# Goal
Retype the data that follows line by line, exactly, and leave its pictures out.

# Record list
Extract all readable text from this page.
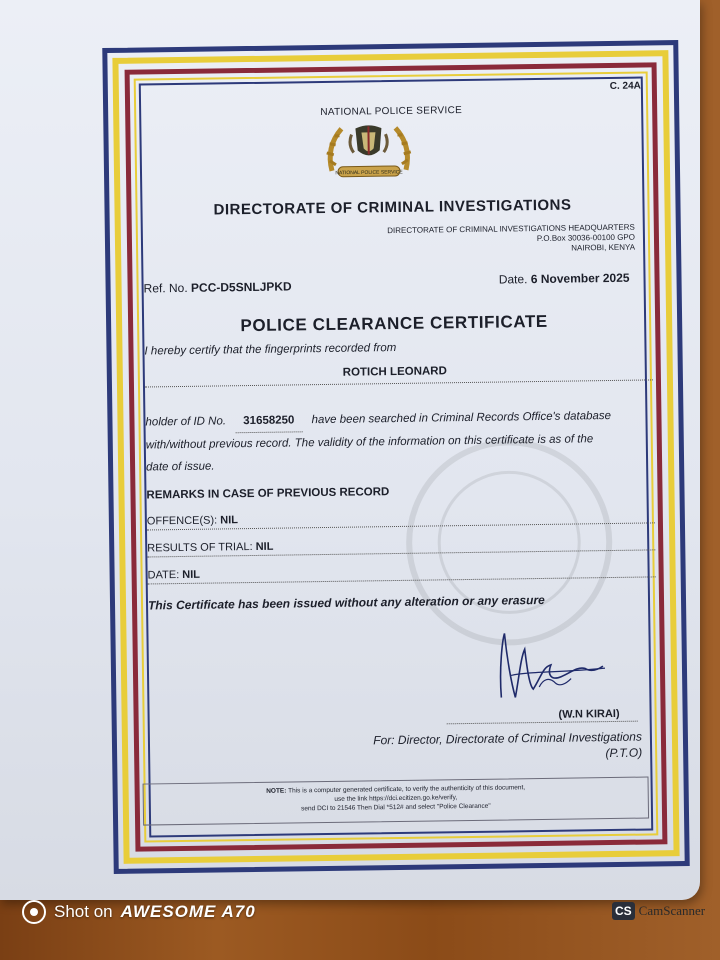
C. 24A
NATIONAL POLICE SERVICE
NATIONAL POLICE SERVICE
DIRECTORATE OF CRIMINAL INVESTIGATIONS
DIRECTORATE OF CRIMINAL INVESTIGATIONS HEADQUARTERS
P.O.Box 30036-00100 GPO
NAIROBI, KENYA
Ref. No. PCC-D5SNLJPKD
Date. 6 November 2025
POLICE CLEARANCE CERTIFICATE
I hereby certify that the fingerprints recorded from
ROTICH LEONARD
holder of ID No. 31658250 have been searched in Criminal Records Office's database with/without previous record. The validity of the information on this certificate is as of the date of issue.
REMARKS IN CASE OF PREVIOUS RECORD
OFFENCE(S): NIL
RESULTS OF TRIAL: NIL
DATE: NIL
This Certificate has been issued without any alteration or any erasure
(W.N KIRAI)
For: Director, Directorate of Criminal Investigations
(P.T.O)
NOTE: This is a computer generated certificate, to verify the authenticity of this document,
use the link https://dci.ecitizen.go.ke/verify,
send DCI to 21546 Then Dial *512# and select "Police Clearance"
Shot on AWESOME A70	CS CamScanner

# Solution to this exercise
Extract all readable text from this page.
C. 24A
NATIONAL POLICE SERVICE
NATIONAL POLICE SERVICE
DIRECTORATE OF CRIMINAL INVESTIGATIONS
DIRECTORATE OF CRIMINAL INVESTIGATIONS HEADQUARTERS
P.O.Box 30036-00100 GPO
NAIROBI, KENYA
Ref. No. PCC-D5SNLJPKD
Date. 6 November 2025
POLICE CLEARANCE CERTIFICATE
I hereby certify that the fingerprints recorded from
ROTICH LEONARD
holder of ID No. 31658250 have been searched in Criminal Records Office's database with/without previous record. The validity of the information on this certificate is as of the date of issue.
REMARKS IN CASE OF PREVIOUS RECORD
OFFENCE(S): NIL
RESULTS OF TRIAL: NIL
DATE: NIL
This Certificate has been issued without any alteration or any erasure
(W.N KIRAI)
For: Director, Directorate of Criminal Investigations
(P.T.O)
NOTE: This is a computer generated certificate, to verify the authenticity of this document,
use the link https://dci.ecitizen.go.ke/verify,
send DCI to 21546 Then Dial *512# and select "Police Clearance"
Shot on AWESOME A70	CS CamScanner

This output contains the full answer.